[WRITTEN REQUEST] Collect all lines containing the word "clean" from the data.

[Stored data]
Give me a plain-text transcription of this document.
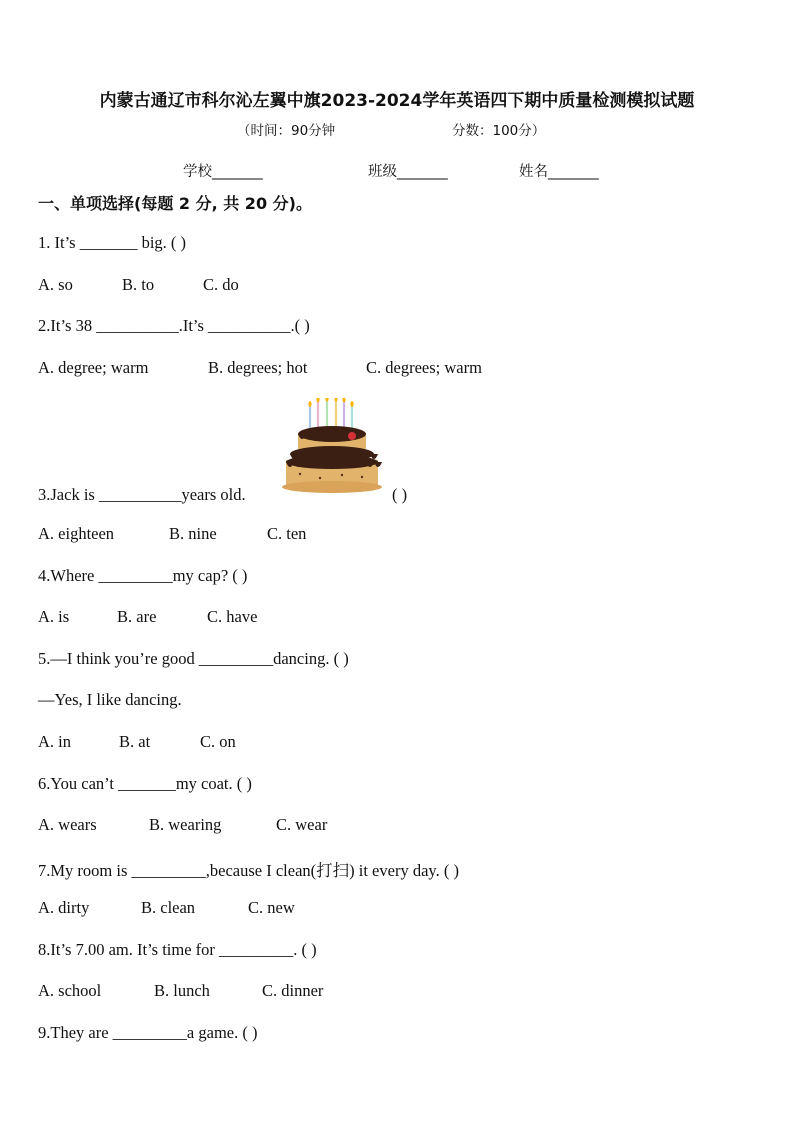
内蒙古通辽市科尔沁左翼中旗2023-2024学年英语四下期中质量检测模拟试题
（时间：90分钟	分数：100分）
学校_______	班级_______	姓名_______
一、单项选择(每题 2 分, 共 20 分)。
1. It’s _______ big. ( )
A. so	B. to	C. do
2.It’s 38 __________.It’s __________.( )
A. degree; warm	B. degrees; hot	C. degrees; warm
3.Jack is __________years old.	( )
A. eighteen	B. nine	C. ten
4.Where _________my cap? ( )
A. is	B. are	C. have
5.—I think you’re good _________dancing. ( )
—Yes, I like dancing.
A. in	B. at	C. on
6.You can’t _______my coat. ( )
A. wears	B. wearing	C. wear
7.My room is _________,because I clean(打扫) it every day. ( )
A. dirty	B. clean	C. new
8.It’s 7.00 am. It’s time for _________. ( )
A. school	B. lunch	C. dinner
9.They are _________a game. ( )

[WRITTEN RESPONSE]
7.My room is _________,because I clean(打扫) it every day. ( )
A. dirty	B. clean	C. new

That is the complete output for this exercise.